_Aim of the task_
Pictures are not part of the copy; repeat everything else in the records exactly.

════════════════

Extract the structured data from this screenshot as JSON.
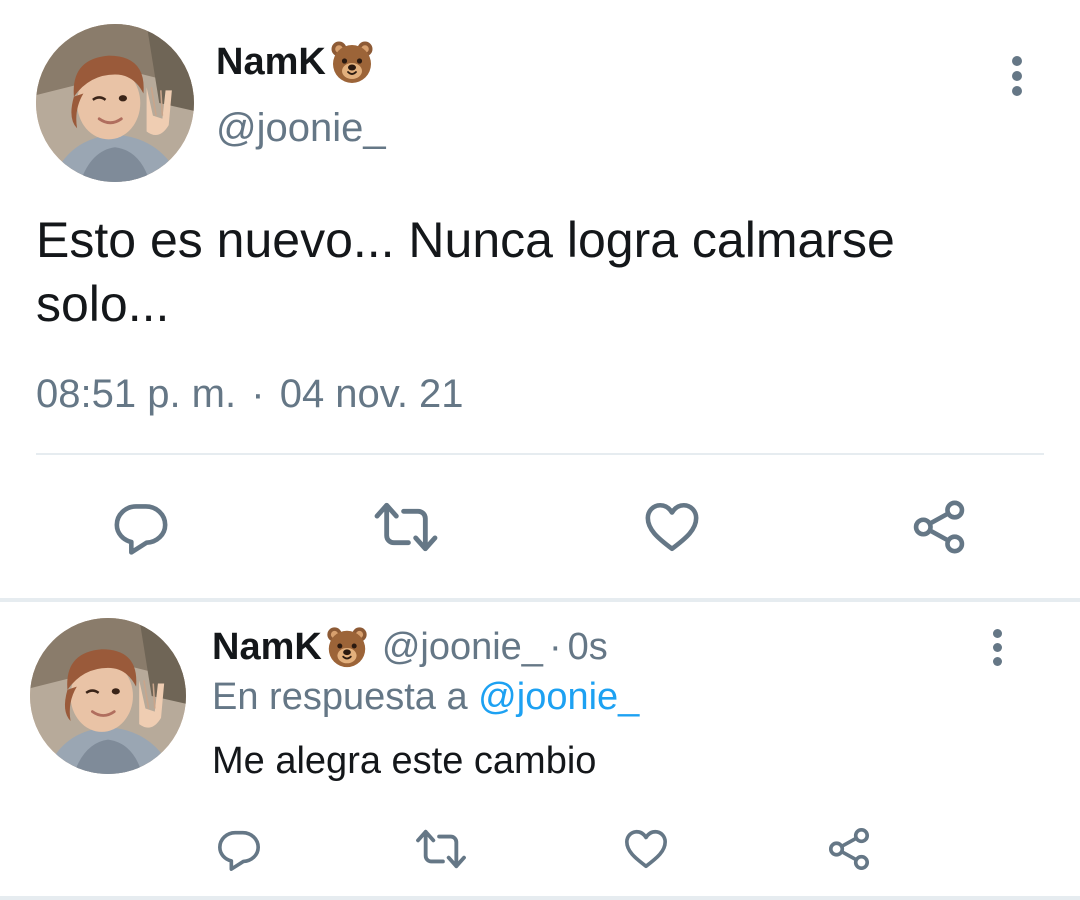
{
  "main_tweet": {
    "display_name": "NamK",
    "name_emoji": "bear-face-emoji",
    "handle": "@joonie_",
    "text": "Esto es nuevo... Nunca logra calmarse solo...",
    "time": "08:51 p. m.",
    "separator": "·",
    "date": "04 nov. 21",
    "actions": [
      "reply-icon",
      "retweet-icon",
      "like-icon",
      "share-icon"
    ]
  },
  "reply_tweet": {
    "display_name": "NamK",
    "name_emoji": "bear-face-emoji",
    "handle": "@joonie_",
    "separator": "·",
    "time_ago": "0s",
    "in_reply_prefix": "En respuesta a",
    "in_reply_handle": "@joonie_",
    "text": "Me alegra este cambio",
    "actions": [
      "reply-icon",
      "retweet-icon",
      "like-icon",
      "share-icon"
    ]
  },
  "colors": {
    "text_primary": "#14171a",
    "text_secondary": "#657786",
    "link": "#1da1f2",
    "divider": "#e6ecf0"
  }
}
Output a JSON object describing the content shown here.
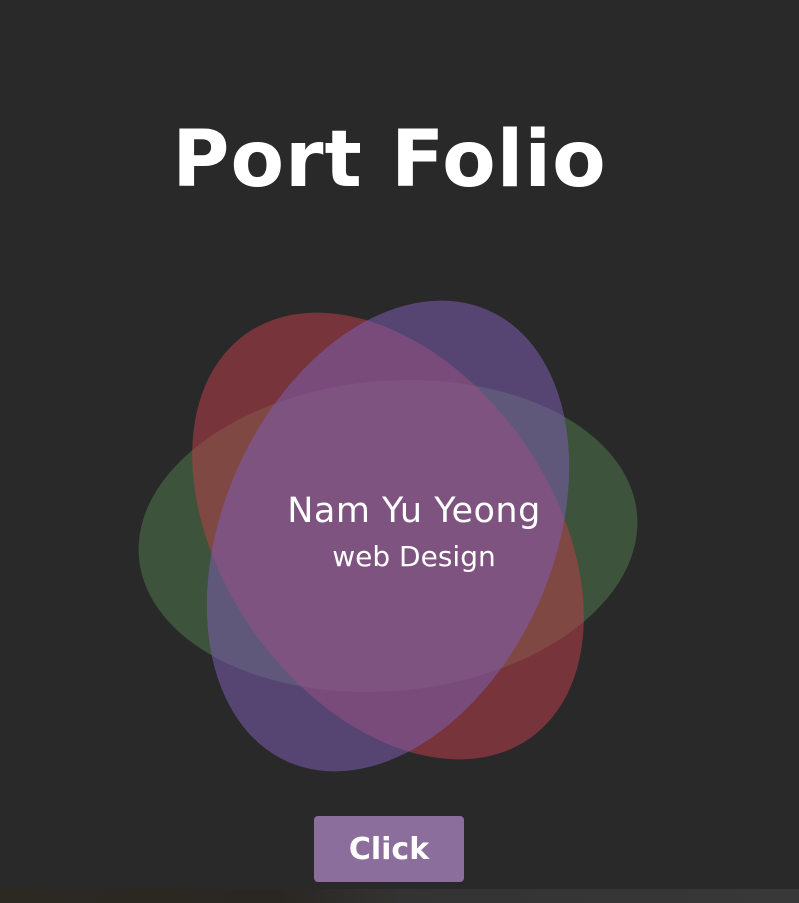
{
  "page": {
    "title": "Port Folio",
    "name": "Nam Yu Yeong",
    "subtitle": "web Design",
    "button_label": "Click"
  },
  "colors": {
    "background": "#292929",
    "green_petal": "#4b7048",
    "red_petal": "#b8404a",
    "purple_petal": "#7b5cb0",
    "button": "#8c6e9d",
    "text": "#ffffff"
  }
}
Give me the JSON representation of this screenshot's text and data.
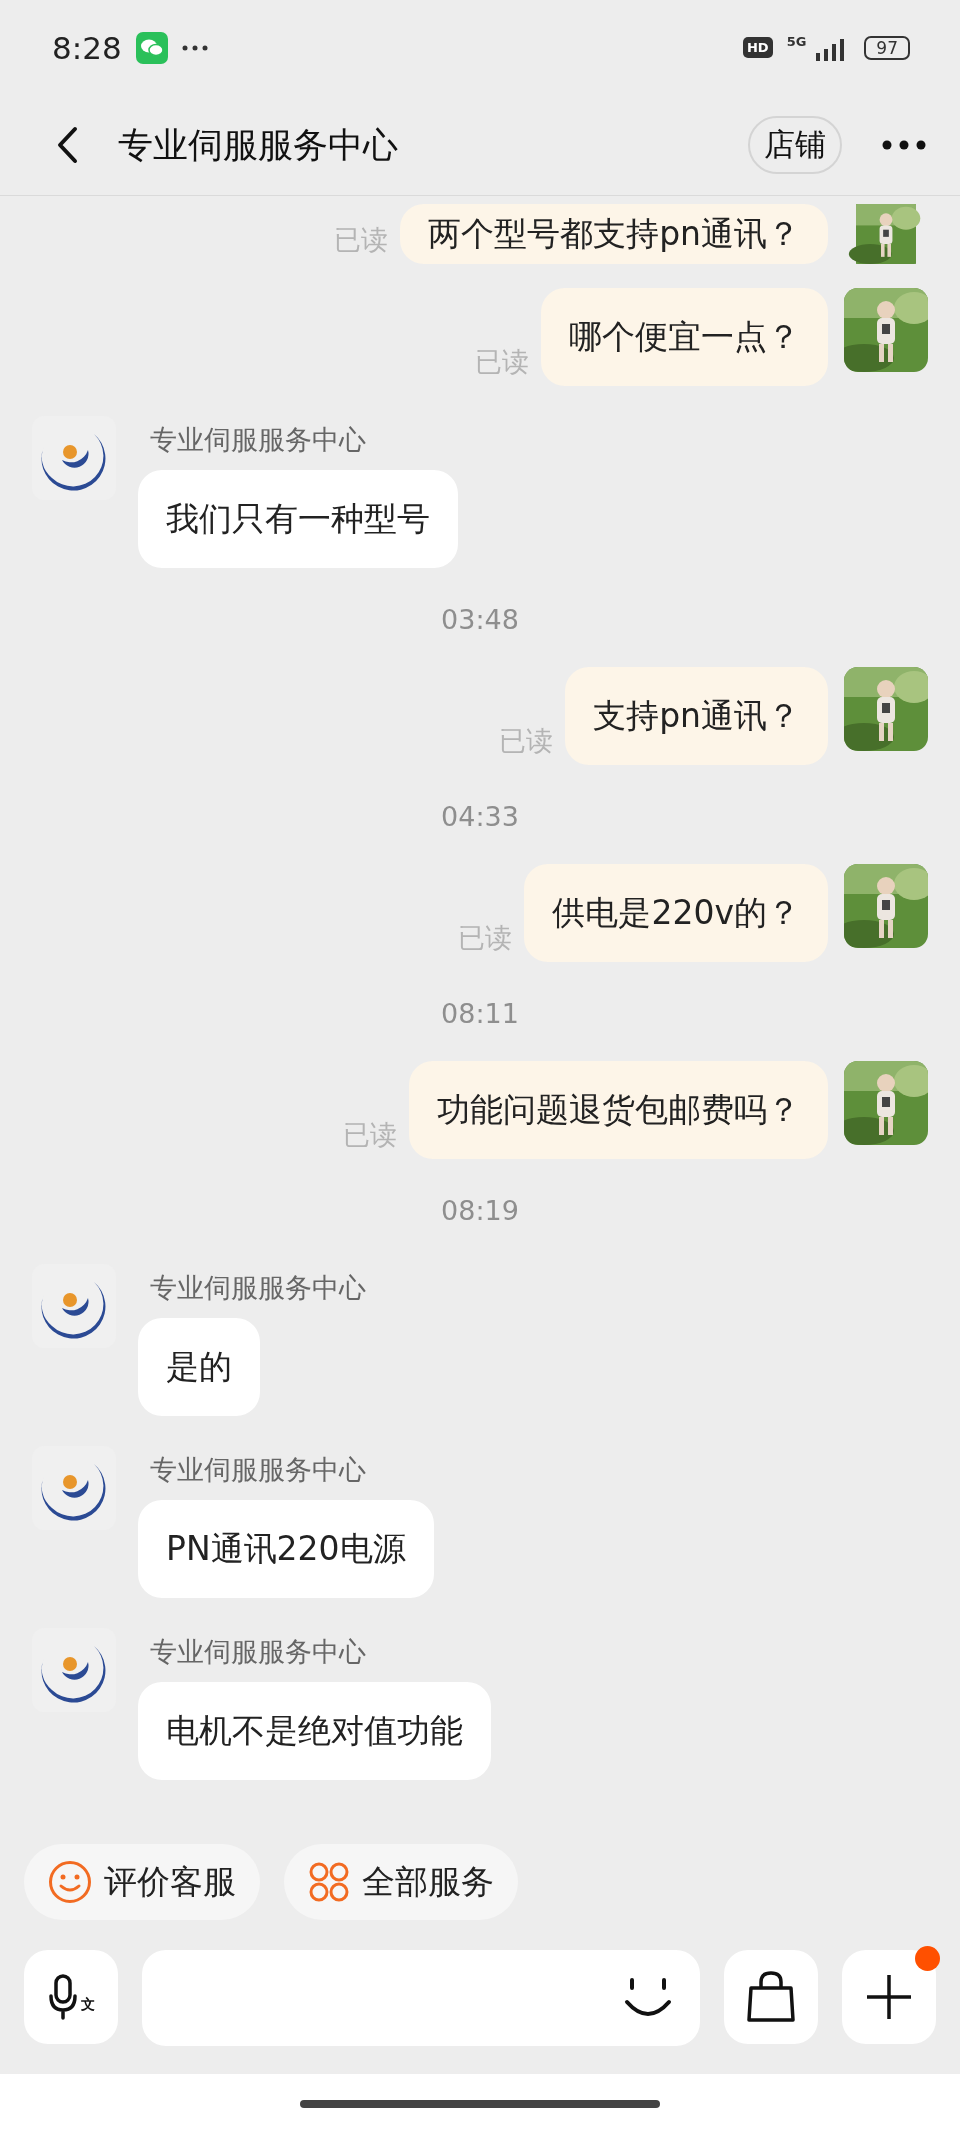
{
  "status_bar": {
    "time": "8:28",
    "hd": "HD",
    "network": "5G",
    "battery": "97"
  },
  "header": {
    "title": "专业伺服服务中心",
    "shop_button": "店铺"
  },
  "messages": [
    {
      "kind": "sent",
      "text": "两个型号都支持pn通讯？",
      "read": "已读"
    },
    {
      "kind": "sent",
      "text": "哪个便宜一点？",
      "read": "已读"
    },
    {
      "kind": "received",
      "sender": "专业伺服服务中心",
      "text": "我们只有一种型号"
    },
    {
      "kind": "time",
      "text": "03:48"
    },
    {
      "kind": "sent",
      "text": "支持pn通讯？",
      "read": "已读"
    },
    {
      "kind": "time",
      "text": "04:33"
    },
    {
      "kind": "sent",
      "text": "供电是220v的？",
      "read": "已读"
    },
    {
      "kind": "time",
      "text": "08:11"
    },
    {
      "kind": "sent",
      "text": "功能问题退货包邮费吗？",
      "read": "已读"
    },
    {
      "kind": "time",
      "text": "08:19"
    },
    {
      "kind": "received",
      "sender": "专业伺服服务中心",
      "text": "是的"
    },
    {
      "kind": "received",
      "sender": "专业伺服服务中心",
      "text": "PN通讯220电源"
    },
    {
      "kind": "received",
      "sender": "专业伺服服务中心",
      "text": "电机不是绝对值功能"
    }
  ],
  "quick_actions": [
    {
      "kind": "rate",
      "label": "评价客服"
    },
    {
      "kind": "services",
      "label": "全部服务"
    }
  ],
  "input_bar": {
    "voice_mark": "文",
    "plus_badge": true
  }
}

════════════════

_Answer_
Extract the structured data from this screenshot as JSON.
{
  "main_tweet": {
    "display_name": "NamK",
    "name_emoji": "bear-face-emoji",
    "handle": "@joonie_",
    "text": "Esto es nuevo... Nunca logra calmarse solo...",
    "time": "08:51 p. m.",
    "separator": "·",
    "date": "04 nov. 21",
    "actions": [
      "reply-icon",
      "retweet-icon",
      "like-icon",
      "share-icon"
    ]
  },
  "reply_tweet": {
    "display_name": "NamK",
    "name_emoji": "bear-face-emoji",
    "handle": "@joonie_",
    "separator": "·",
    "time_ago": "0s",
    "in_reply_prefix": "En respuesta a",
    "in_reply_handle": "@joonie_",
    "text": "Me alegra este cambio",
    "actions": [
      "reply-icon",
      "retweet-icon",
      "like-icon",
      "share-icon"
    ]
  },
  "colors": {
    "text_primary": "#14171a",
    "text_secondary": "#657786",
    "link": "#1da1f2",
    "divider": "#e6ecf0"
  }
}
Output a JSON object describing the content shown here.
{
  "page": {
    "title": "Port Folio",
    "name": "Nam Yu Yeong",
    "subtitle": "web Design",
    "button_label": "Click"
  },
  "colors": {
    "background": "#292929",
    "green_petal": "#4b7048",
    "red_petal": "#b8404a",
    "purple_petal": "#7b5cb0",
    "button": "#8c6e9d",
    "text": "#ffffff"
  }
}
Give me the JSON representation of this screenshot's text and data.
{
  "status_bar": {
    "time": "8:28",
    "hd": "HD",
    "network": "5G",
    "battery": "97"
  },
  "header": {
    "title": "专业伺服服务中心",
    "shop_button": "店铺"
  },
  "messages": [
    {
      "kind": "sent",
      "text": "两个型号都支持pn通讯？",
      "read": "已读"
    },
    {
      "kind": "sent",
      "text": "哪个便宜一点？",
      "read": "已读"
    },
    {
      "kind": "received",
      "sender": "专业伺服服务中心",
      "text": "我们只有一种型号"
    },
    {
      "kind": "time",
      "text": "03:48"
    },
    {
      "kind": "sent",
      "text": "支持pn通讯？",
      "read": "已读"
    },
    {
      "kind": "time",
      "text": "04:33"
    },
    {
      "kind": "sent",
      "text": "供电是220v的？",
      "read": "已读"
    },
    {
      "kind": "time",
      "text": "08:11"
    },
    {
      "kind": "sent",
      "text": "功能问题退货包邮费吗？",
      "read": "已读"
    },
    {
      "kind": "time",
      "text": "08:19"
    },
    {
      "kind": "received",
      "sender": "专业伺服服务中心",
      "text": "是的"
    },
    {
      "kind": "received",
      "sender": "专业伺服服务中心",
      "text": "PN通讯220电源"
    },
    {
      "kind": "received",
      "sender": "专业伺服服务中心",
      "text": "电机不是绝对值功能"
    }
  ],
  "quick_actions": [
    {
      "kind": "rate",
      "label": "评价客服"
    },
    {
      "kind": "services",
      "label": "全部服务"
    }
  ],
  "input_bar": {
    "voice_mark": "文",
    "plus_badge": true
  }
}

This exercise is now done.